> **Problem to work on**
Which lines below hold the word "JSON"? Report each one.

Structured figure records
***

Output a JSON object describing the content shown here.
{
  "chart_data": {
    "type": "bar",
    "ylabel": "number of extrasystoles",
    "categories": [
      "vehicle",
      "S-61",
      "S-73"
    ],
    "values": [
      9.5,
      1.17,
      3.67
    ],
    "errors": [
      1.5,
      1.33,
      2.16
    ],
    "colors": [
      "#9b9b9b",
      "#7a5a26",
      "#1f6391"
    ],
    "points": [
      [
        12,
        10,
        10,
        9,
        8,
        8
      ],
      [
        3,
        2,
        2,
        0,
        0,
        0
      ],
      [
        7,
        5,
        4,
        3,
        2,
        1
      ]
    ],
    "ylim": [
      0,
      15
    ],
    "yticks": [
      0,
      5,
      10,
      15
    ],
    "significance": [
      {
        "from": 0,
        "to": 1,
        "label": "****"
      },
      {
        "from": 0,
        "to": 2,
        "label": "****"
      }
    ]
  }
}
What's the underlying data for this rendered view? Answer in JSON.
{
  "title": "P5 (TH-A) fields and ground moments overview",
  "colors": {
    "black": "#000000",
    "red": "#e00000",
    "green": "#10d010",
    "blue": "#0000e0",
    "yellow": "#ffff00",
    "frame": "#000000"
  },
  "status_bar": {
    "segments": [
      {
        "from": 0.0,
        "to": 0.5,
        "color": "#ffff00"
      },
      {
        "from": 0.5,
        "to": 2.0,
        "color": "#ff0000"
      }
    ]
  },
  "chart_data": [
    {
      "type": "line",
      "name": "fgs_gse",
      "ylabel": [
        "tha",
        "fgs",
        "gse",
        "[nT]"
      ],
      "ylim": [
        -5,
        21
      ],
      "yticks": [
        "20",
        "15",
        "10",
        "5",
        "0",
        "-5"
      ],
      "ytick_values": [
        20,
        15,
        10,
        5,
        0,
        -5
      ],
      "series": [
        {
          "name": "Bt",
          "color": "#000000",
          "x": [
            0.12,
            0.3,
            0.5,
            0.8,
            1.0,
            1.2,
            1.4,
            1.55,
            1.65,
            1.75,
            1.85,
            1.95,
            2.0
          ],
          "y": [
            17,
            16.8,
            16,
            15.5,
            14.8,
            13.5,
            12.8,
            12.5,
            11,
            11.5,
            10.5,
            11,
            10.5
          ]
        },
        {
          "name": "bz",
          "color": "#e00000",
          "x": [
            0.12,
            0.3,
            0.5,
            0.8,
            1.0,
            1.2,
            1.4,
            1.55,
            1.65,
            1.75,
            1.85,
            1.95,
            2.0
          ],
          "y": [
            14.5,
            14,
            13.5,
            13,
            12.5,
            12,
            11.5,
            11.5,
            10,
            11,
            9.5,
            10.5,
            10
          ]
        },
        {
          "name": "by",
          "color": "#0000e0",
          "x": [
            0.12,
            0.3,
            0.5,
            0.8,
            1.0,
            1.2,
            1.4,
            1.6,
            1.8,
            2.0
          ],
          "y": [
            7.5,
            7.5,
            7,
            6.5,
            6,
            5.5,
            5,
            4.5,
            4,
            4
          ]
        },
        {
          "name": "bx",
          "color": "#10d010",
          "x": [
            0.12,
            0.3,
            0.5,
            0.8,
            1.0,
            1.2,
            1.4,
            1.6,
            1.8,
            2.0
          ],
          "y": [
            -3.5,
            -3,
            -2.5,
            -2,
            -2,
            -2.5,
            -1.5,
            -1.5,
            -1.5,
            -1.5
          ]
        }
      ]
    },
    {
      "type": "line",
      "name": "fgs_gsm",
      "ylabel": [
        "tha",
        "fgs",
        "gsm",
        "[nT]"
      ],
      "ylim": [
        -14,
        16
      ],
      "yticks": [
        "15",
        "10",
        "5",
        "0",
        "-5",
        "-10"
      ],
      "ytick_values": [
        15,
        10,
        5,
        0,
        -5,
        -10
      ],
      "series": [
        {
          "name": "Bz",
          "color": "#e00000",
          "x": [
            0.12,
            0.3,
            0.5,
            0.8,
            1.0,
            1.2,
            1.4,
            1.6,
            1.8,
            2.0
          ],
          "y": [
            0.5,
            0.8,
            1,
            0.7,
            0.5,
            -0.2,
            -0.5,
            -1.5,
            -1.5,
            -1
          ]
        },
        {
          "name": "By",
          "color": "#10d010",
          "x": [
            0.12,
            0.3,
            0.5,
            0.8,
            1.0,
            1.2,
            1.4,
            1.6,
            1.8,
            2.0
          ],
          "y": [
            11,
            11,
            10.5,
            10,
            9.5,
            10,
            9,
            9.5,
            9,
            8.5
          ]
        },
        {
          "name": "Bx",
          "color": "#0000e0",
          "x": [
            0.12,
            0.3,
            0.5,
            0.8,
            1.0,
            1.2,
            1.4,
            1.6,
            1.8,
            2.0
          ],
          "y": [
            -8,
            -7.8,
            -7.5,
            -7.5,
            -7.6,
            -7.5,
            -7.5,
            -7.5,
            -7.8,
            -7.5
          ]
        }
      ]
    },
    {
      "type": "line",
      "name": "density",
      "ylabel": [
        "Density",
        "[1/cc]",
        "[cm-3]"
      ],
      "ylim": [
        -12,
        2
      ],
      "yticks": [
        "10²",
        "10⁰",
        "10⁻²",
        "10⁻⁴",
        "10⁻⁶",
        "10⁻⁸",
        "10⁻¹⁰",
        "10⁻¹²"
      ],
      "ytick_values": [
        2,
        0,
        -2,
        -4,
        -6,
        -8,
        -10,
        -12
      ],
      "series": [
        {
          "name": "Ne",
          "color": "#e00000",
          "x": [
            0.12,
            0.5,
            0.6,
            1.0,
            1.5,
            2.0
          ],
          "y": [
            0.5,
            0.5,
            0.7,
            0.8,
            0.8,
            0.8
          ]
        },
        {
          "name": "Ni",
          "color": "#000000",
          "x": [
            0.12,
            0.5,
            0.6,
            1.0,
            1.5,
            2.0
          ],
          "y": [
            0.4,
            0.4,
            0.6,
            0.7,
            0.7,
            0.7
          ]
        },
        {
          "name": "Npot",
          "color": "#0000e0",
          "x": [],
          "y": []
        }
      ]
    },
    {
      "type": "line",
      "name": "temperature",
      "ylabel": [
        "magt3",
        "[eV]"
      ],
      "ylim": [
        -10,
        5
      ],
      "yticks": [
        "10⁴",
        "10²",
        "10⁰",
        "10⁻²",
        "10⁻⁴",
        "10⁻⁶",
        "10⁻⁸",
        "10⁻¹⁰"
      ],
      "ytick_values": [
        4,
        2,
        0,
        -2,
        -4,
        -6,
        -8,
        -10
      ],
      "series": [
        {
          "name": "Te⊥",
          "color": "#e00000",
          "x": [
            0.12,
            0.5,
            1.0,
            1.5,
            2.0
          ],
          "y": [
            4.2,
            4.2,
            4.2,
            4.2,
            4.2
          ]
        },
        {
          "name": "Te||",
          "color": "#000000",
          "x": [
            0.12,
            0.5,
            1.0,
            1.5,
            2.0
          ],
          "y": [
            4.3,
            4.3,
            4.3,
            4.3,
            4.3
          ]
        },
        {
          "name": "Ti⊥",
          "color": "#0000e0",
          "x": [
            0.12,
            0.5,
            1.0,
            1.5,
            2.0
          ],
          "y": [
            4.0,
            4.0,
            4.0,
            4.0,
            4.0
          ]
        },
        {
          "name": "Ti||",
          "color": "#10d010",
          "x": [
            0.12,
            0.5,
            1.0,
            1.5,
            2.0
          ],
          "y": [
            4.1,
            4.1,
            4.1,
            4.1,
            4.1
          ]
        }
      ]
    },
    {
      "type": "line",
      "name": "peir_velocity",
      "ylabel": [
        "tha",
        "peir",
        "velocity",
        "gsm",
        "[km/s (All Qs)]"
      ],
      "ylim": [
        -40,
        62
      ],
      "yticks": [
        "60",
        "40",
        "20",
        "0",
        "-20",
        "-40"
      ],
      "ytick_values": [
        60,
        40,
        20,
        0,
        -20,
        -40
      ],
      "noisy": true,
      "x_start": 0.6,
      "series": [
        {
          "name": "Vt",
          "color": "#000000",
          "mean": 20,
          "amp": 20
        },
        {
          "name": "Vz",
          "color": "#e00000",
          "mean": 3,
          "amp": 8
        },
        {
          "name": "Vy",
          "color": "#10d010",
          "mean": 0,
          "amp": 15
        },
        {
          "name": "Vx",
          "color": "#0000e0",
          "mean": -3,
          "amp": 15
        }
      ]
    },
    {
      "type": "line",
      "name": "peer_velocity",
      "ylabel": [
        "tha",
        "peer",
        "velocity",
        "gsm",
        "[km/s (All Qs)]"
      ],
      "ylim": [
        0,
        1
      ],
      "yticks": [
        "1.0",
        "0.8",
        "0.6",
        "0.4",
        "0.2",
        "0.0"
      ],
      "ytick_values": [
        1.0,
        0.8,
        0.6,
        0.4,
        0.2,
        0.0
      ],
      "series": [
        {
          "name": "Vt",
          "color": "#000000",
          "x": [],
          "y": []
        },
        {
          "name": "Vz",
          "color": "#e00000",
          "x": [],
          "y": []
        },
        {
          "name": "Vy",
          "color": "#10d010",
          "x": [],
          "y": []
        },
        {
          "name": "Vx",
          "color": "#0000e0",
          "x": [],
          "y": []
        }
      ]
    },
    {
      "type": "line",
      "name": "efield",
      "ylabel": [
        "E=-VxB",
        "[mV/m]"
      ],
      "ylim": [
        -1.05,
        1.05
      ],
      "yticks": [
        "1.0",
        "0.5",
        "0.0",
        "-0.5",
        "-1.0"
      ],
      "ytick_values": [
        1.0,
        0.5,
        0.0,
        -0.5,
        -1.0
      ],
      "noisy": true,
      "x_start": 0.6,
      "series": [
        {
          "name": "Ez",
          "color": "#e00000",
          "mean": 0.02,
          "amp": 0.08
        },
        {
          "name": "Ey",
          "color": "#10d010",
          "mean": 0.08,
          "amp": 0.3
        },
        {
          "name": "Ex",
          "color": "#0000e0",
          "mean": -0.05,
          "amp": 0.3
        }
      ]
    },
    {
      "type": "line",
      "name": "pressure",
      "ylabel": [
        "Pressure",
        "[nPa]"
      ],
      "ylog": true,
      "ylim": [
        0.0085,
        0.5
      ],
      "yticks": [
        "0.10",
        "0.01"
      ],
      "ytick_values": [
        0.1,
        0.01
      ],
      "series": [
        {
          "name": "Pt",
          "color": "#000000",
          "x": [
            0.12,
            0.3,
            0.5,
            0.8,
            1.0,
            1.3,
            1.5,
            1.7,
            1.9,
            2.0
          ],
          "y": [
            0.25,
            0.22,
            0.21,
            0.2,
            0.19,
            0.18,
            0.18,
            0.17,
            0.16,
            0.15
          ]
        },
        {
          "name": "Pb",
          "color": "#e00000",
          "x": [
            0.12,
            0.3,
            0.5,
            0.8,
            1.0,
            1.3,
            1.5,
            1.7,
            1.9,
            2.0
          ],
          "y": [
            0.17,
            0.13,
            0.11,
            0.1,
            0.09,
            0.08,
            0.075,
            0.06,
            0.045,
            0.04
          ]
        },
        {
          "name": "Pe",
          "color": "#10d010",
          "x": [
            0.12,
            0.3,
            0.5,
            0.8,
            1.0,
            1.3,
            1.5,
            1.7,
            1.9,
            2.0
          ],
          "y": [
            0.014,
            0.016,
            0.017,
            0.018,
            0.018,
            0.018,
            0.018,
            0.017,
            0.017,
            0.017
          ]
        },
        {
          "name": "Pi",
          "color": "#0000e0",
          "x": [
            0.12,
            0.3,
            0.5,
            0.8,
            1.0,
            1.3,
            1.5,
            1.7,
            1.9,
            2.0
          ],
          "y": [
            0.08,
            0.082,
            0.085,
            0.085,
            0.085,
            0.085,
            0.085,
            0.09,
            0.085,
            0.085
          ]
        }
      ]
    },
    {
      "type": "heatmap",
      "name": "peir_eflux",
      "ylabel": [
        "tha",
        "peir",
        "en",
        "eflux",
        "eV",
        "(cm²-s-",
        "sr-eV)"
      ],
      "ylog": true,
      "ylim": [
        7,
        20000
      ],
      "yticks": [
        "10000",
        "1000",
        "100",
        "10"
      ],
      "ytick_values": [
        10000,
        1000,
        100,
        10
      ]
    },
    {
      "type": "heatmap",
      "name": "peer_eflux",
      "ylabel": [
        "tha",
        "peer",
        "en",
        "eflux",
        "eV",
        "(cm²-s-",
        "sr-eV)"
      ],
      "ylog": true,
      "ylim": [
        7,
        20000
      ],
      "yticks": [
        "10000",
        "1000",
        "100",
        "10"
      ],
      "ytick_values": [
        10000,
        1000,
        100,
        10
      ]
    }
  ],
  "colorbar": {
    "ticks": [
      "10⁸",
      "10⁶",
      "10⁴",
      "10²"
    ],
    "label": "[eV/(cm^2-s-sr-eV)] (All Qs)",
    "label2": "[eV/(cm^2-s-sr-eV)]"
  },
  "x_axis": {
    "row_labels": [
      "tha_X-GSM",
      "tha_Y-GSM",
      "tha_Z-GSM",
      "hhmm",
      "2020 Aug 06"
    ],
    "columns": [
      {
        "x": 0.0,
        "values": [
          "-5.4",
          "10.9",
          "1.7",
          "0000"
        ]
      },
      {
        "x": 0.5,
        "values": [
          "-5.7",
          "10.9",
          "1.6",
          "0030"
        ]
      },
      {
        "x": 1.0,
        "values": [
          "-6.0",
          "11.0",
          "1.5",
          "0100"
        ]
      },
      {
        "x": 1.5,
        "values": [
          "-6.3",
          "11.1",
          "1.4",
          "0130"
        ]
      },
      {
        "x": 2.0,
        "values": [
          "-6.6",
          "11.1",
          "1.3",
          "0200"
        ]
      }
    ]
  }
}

***

> **Task response**
Output a JSON object describing the content shown here.
What's the underlying data for this rendered view? Answer in JSON.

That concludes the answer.